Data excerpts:
* begin *
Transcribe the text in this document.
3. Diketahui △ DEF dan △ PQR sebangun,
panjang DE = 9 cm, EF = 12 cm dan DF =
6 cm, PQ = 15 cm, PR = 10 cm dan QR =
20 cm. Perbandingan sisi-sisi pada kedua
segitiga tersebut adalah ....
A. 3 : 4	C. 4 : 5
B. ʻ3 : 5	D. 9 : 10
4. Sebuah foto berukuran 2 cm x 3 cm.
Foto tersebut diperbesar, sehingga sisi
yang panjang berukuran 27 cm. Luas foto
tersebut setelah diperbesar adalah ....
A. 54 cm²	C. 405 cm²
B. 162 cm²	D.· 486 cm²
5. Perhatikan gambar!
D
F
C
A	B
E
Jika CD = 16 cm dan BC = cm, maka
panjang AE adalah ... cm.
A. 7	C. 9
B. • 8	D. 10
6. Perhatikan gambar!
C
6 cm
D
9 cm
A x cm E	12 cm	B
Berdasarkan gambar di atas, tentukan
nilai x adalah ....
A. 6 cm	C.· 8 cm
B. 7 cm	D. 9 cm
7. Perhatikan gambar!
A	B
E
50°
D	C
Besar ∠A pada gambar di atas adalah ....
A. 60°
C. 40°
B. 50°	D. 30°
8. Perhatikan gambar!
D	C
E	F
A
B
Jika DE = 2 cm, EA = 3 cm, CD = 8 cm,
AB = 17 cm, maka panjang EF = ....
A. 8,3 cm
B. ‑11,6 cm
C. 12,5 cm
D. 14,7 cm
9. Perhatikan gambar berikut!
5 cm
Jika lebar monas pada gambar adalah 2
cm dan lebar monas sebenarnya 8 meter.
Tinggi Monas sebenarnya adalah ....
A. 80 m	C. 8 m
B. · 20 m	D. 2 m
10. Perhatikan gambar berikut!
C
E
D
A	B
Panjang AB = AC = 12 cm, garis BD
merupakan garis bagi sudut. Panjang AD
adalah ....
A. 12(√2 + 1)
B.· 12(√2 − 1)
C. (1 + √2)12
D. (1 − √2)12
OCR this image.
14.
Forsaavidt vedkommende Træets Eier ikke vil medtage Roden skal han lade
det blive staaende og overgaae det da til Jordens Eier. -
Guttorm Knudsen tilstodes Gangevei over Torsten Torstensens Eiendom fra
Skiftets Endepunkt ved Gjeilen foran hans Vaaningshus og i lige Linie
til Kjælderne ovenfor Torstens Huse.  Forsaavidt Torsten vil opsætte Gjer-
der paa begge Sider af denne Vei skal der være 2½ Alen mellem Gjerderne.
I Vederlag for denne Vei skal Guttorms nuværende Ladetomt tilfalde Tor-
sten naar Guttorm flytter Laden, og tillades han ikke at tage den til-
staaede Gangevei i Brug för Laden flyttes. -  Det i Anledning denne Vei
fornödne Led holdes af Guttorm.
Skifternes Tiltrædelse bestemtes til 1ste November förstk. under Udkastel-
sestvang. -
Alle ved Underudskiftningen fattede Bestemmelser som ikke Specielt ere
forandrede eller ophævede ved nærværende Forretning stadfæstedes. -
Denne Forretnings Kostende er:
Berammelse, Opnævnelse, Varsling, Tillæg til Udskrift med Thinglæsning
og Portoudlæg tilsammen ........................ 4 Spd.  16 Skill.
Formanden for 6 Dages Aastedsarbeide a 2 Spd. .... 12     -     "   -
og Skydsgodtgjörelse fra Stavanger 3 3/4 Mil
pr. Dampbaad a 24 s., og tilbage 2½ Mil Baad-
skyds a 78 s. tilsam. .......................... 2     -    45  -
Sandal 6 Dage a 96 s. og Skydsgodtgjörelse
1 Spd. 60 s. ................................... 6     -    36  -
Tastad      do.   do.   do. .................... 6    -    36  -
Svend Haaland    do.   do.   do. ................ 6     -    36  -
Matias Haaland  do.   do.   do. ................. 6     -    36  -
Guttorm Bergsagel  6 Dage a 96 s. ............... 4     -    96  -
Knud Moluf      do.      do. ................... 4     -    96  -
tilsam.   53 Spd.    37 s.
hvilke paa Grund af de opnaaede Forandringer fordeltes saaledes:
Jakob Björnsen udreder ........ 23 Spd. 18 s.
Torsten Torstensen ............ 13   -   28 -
* end *
GIVEN TASK:
Every line from the one holding "OCR this image." through the final line of the listing must be echoed exactly; leave out all other lines.

SOLUTION TO THE EXERCISE:
OCR this image.
14.
Forsaavidt vedkommende Træets Eier ikke vil medtage Roden skal han lade
det blive staaende og overgaae det da til Jordens Eier. -
Guttorm Knudsen tilstodes Gangevei over Torsten Torstensens Eiendom fra
Skiftets Endepunkt ved Gjeilen foran hans Vaaningshus og i lige Linie
til Kjælderne ovenfor Torstens Huse.  Forsaavidt Torsten vil opsætte Gjer-
der paa begge Sider af denne Vei skal der være 2½ Alen mellem Gjerderne.
I Vederlag for denne Vei skal Guttorms nuværende Ladetomt tilfalde Tor-
sten naar Guttorm flytter Laden, og tillades han ikke at tage den til-
staaede Gangevei i Brug för Laden flyttes. -  Det i Anledning denne Vei
fornödne Led holdes af Guttorm.
Skifternes Tiltrædelse bestemtes til 1ste November förstk. under Udkastel-
sestvang. -
Alle ved Underudskiftningen fattede Bestemmelser som ikke Specielt ere
forandrede eller ophævede ved nærværende Forretning stadfæstedes. -
Denne Forretnings Kostende er:
Berammelse, Opnævnelse, Varsling, Tillæg til Udskrift med Thinglæsning
og Portoudlæg tilsammen ........................ 4 Spd.  16 Skill.
Formanden for 6 Dages Aastedsarbeide a 2 Spd. .... 12     -     "   -
og Skydsgodtgjörelse fra Stavanger 3 3/4 Mil
pr. Dampbaad a 24 s., og tilbage 2½ Mil Baad-
skyds a 78 s. tilsam. .......................... 2     -    45  -
Sandal 6 Dage a 96 s. og Skydsgodtgjörelse
1 Spd. 60 s. ................................... 6     -    36  -
Tastad      do.   do.   do. .................... 6    -    36  -
Svend Haaland    do.   do.   do. ................ 6     -    36  -
Matias Haaland  do.   do.   do. ................. 6     -    36  -
Guttorm Bergsagel  6 Dage a 96 s. ............... 4     -    96  -
Knud Moluf      do.      do. ................... 4     -    96  -
tilsam.   53 Spd.    37 s.
hvilke paa Grund af de opnaaede Forandringer fordeltes saaledes:
Jakob Björnsen udreder ........ 23 Spd. 18 s.
Torsten Torstensen ............ 13   -   28 -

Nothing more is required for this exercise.